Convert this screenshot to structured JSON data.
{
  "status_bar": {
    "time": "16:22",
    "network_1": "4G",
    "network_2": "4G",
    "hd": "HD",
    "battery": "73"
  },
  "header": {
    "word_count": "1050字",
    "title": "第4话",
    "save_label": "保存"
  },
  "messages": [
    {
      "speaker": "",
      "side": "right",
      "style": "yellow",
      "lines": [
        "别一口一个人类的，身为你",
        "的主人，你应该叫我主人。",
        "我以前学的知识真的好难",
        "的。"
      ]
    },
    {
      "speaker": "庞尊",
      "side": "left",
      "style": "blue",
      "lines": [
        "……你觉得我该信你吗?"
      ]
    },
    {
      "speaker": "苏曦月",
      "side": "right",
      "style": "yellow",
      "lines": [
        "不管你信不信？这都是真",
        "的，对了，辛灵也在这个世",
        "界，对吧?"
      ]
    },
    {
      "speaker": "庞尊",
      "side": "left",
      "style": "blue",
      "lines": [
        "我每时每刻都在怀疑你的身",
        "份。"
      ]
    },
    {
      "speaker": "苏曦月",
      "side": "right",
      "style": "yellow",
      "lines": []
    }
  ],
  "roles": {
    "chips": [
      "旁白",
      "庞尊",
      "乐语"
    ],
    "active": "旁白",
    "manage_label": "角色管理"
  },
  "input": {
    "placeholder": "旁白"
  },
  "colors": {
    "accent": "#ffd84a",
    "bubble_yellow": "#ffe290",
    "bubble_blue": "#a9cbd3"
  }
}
════════════════
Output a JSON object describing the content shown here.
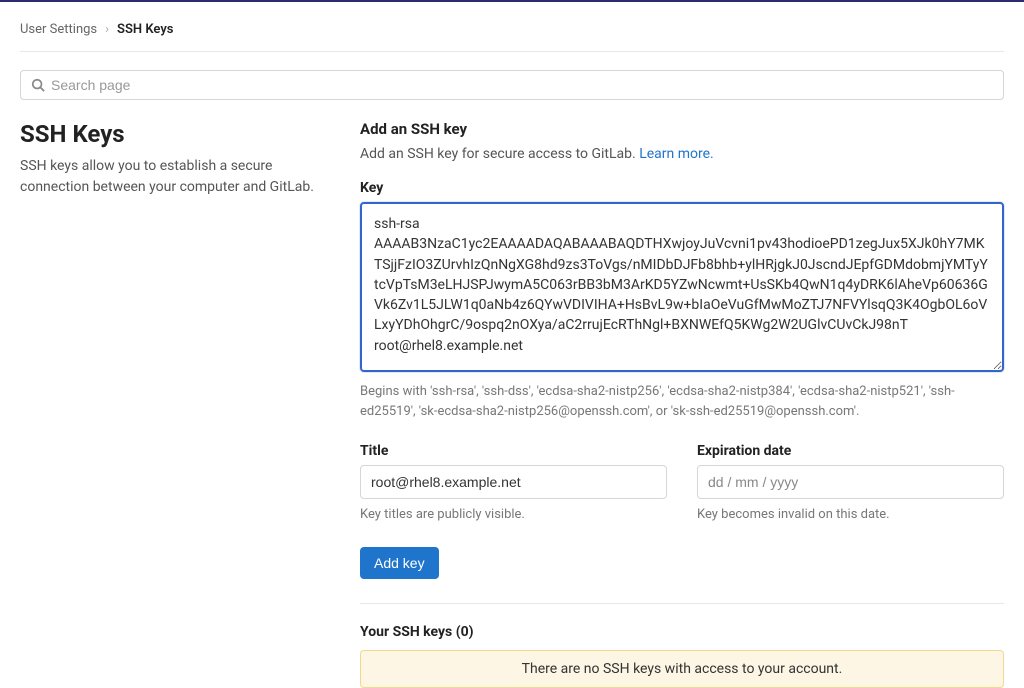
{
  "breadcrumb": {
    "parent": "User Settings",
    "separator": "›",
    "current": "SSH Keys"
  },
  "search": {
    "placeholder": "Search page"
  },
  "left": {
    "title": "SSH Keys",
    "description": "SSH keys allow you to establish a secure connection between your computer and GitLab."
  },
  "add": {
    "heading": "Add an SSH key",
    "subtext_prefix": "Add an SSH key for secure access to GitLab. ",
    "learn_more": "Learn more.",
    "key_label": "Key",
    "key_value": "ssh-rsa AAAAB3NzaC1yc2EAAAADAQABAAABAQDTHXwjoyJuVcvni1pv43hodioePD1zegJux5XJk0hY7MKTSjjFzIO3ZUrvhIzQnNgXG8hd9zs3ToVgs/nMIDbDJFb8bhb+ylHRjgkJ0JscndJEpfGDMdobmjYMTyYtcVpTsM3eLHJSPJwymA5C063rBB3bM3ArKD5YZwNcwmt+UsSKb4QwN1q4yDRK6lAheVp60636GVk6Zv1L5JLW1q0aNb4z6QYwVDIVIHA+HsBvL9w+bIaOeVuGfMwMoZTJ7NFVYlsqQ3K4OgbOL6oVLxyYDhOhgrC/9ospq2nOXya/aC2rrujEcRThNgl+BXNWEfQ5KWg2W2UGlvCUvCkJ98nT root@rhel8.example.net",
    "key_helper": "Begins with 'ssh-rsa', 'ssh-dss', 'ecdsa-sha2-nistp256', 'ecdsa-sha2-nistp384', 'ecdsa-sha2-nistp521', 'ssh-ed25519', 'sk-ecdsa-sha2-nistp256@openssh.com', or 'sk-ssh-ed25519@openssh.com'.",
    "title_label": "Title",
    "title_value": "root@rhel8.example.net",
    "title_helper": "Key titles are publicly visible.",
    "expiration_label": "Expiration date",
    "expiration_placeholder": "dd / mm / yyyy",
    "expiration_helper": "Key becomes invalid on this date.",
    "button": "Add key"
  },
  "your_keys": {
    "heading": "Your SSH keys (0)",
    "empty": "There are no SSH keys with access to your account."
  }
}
════════════════
• Your objective:
From the records above, copy every line that holds the word "date".

• Result for this task:
    "expiration_label": "Expiration date",
    "expiration_helper": "Key becomes invalid on this date.",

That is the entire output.